● **Instructions for the task**
Exactly reproduce each line of the listing that follows.

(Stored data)
*****
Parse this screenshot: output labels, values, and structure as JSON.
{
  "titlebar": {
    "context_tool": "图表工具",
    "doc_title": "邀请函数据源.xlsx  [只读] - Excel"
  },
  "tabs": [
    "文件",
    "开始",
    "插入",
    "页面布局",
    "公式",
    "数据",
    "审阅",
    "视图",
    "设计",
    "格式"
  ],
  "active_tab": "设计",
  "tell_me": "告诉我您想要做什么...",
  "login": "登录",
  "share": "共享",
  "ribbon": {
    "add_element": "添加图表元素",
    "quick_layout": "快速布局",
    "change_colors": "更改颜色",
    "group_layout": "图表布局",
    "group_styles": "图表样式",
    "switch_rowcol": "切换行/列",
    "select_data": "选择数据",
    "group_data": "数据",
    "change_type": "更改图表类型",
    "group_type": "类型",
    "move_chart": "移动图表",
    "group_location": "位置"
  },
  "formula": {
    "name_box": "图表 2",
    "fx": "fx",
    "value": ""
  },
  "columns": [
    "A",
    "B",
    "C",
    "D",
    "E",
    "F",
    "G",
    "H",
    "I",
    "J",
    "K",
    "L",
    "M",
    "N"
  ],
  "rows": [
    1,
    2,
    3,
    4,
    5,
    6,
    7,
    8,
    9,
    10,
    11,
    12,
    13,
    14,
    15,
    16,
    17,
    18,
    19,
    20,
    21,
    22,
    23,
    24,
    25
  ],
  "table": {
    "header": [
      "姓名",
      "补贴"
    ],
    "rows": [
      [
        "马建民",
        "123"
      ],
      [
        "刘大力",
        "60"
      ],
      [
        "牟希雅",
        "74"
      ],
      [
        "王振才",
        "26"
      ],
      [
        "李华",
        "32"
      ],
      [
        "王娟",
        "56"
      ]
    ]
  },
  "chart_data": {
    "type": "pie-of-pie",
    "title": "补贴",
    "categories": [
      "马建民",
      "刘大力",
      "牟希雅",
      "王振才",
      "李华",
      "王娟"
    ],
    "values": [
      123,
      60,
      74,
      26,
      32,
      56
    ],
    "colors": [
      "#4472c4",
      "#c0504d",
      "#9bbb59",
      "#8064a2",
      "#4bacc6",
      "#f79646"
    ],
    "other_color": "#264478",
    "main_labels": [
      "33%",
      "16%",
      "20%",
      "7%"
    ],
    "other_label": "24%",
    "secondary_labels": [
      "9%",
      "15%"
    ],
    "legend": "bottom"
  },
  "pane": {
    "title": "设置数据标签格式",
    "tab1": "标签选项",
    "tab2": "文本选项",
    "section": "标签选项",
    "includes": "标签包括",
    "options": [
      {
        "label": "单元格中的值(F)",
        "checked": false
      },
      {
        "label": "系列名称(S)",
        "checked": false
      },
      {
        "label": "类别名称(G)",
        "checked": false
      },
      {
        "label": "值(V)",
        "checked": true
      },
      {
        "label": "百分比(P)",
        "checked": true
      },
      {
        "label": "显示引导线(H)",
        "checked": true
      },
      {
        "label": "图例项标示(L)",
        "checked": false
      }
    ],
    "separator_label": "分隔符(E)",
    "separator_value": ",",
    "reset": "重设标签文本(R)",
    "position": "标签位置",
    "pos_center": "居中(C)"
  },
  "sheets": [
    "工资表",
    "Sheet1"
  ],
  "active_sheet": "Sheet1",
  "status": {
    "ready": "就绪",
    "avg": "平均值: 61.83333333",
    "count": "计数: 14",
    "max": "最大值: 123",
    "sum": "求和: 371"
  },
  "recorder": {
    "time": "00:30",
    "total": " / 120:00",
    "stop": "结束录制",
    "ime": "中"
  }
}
*****
● **Task output**
Parse this screenshot: output labels, values, and structure as JSON.
{
  "titlebar": {
    "context_tool": "图表工具",
    "doc_title": "邀请函数据源.xlsx  [只读] - Excel"
  },
  "tabs": [
    "文件",
    "开始",
    "插入",
    "页面布局",
    "公式",
    "数据",
    "审阅",
    "视图",
    "设计",
    "格式"
  ],
  "active_tab": "设计",
  "tell_me": "告诉我您想要做什么...",
  "login": "登录",
  "share": "共享",
  "ribbon": {
    "add_element": "添加图表元素",
    "quick_layout": "快速布局",
    "change_colors": "更改颜色",
    "group_layout": "图表布局",
    "group_styles": "图表样式",
    "switch_rowcol": "切换行/列",
    "select_data": "选择数据",
    "group_data": "数据",
    "change_type": "更改图表类型",
    "group_type": "类型",
    "move_chart": "移动图表",
    "group_location": "位置"
  },
  "formula": {
    "name_box": "图表 2",
    "fx": "fx",
    "value": ""
  },
  "columns": [
    "A",
    "B",
    "C",
    "D",
    "E",
    "F",
    "G",
    "H",
    "I",
    "J",
    "K",
    "L",
    "M",
    "N"
  ],
  "rows": [
    1,
    2,
    3,
    4,
    5,
    6,
    7,
    8,
    9,
    10,
    11,
    12,
    13,
    14,
    15,
    16,
    17,
    18,
    19,
    20,
    21,
    22,
    23,
    24,
    25
  ],
  "table": {
    "header": [
      "姓名",
      "补贴"
    ],
    "rows": [
      [
        "马建民",
        "123"
      ],
      [
        "刘大力",
        "60"
      ],
      [
        "牟希雅",
        "74"
      ],
      [
        "王振才",
        "26"
      ],
      [
        "李华",
        "32"
      ],
      [
        "王娟",
        "56"
      ]
    ]
  },
  "chart_data": {
    "type": "pie-of-pie",
    "title": "补贴",
    "categories": [
      "马建民",
      "刘大力",
      "牟希雅",
      "王振才",
      "李华",
      "王娟"
    ],
    "values": [
      123,
      60,
      74,
      26,
      32,
      56
    ],
    "colors": [
      "#4472c4",
      "#c0504d",
      "#9bbb59",
      "#8064a2",
      "#4bacc6",
      "#f79646"
    ],
    "other_color": "#264478",
    "main_labels": [
      "33%",
      "16%",
      "20%",
      "7%"
    ],
    "other_label": "24%",
    "secondary_labels": [
      "9%",
      "15%"
    ],
    "legend": "bottom"
  },
  "pane": {
    "title": "设置数据标签格式",
    "tab1": "标签选项",
    "tab2": "文本选项",
    "section": "标签选项",
    "includes": "标签包括",
    "options": [
      {
        "label": "单元格中的值(F)",
        "checked": false
      },
      {
        "label": "系列名称(S)",
        "checked": false
      },
      {
        "label": "类别名称(G)",
        "checked": false
      },
      {
        "label": "值(V)",
        "checked": true
      },
      {
        "label": "百分比(P)",
        "checked": true
      },
      {
        "label": "显示引导线(H)",
        "checked": true
      },
      {
        "label": "图例项标示(L)",
        "checked": false
      }
    ],
    "separator_label": "分隔符(E)",
    "separator_value": ",",
    "reset": "重设标签文本(R)",
    "position": "标签位置",
    "pos_center": "居中(C)"
  },
  "sheets": [
    "工资表",
    "Sheet1"
  ],
  "active_sheet": "Sheet1",
  "status": {
    "ready": "就绪",
    "avg": "平均值: 61.83333333",
    "count": "计数: 14",
    "max": "最大值: 123",
    "sum": "求和: 371"
  },
  "recorder": {
    "time": "00:30",
    "total": " / 120:00",
    "stop": "结束录制",
    "ime": "中"
  }
}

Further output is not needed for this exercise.